[Problem statement] From the records below, extract all the text exactly and leave the images behind.

··· Material shown

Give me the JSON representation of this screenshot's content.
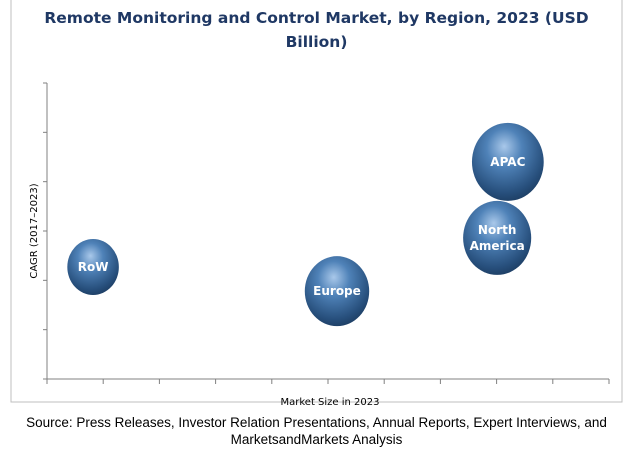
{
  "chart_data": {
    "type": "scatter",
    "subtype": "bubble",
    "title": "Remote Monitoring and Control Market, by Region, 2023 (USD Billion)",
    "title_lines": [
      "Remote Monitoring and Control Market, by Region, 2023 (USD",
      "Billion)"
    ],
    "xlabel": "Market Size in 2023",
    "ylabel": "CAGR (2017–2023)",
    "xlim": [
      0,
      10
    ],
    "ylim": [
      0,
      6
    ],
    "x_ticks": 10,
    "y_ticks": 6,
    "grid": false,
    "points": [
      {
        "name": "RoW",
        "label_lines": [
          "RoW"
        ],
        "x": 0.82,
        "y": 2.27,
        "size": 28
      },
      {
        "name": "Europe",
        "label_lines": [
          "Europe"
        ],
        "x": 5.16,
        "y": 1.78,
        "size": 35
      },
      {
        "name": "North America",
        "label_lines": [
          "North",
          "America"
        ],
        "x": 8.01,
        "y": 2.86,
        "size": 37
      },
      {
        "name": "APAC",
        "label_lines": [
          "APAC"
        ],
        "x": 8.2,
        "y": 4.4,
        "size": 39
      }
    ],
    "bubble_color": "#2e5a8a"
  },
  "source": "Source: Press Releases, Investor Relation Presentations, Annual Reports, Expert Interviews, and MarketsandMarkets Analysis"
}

······

[Answer]
Give me the JSON representation of this screenshot's content.
{
  "chart_data": {
    "type": "scatter",
    "subtype": "bubble",
    "title": "Remote Monitoring and Control Market, by Region, 2023 (USD Billion)",
    "title_lines": [
      "Remote Monitoring and Control Market, by Region, 2023 (USD",
      "Billion)"
    ],
    "xlabel": "Market Size in 2023",
    "ylabel": "CAGR (2017–2023)",
    "xlim": [
      0,
      10
    ],
    "ylim": [
      0,
      6
    ],
    "x_ticks": 10,
    "y_ticks": 6,
    "grid": false,
    "points": [
      {
        "name": "RoW",
        "label_lines": [
          "RoW"
        ],
        "x": 0.82,
        "y": 2.27,
        "size": 28
      },
      {
        "name": "Europe",
        "label_lines": [
          "Europe"
        ],
        "x": 5.16,
        "y": 1.78,
        "size": 35
      },
      {
        "name": "North America",
        "label_lines": [
          "North",
          "America"
        ],
        "x": 8.01,
        "y": 2.86,
        "size": 37
      },
      {
        "name": "APAC",
        "label_lines": [
          "APAC"
        ],
        "x": 8.2,
        "y": 4.4,
        "size": 39
      }
    ],
    "bubble_color": "#2e5a8a"
  },
  "source": "Source: Press Releases, Investor Relation Presentations, Annual Reports, Expert Interviews, and MarketsandMarkets Analysis"
}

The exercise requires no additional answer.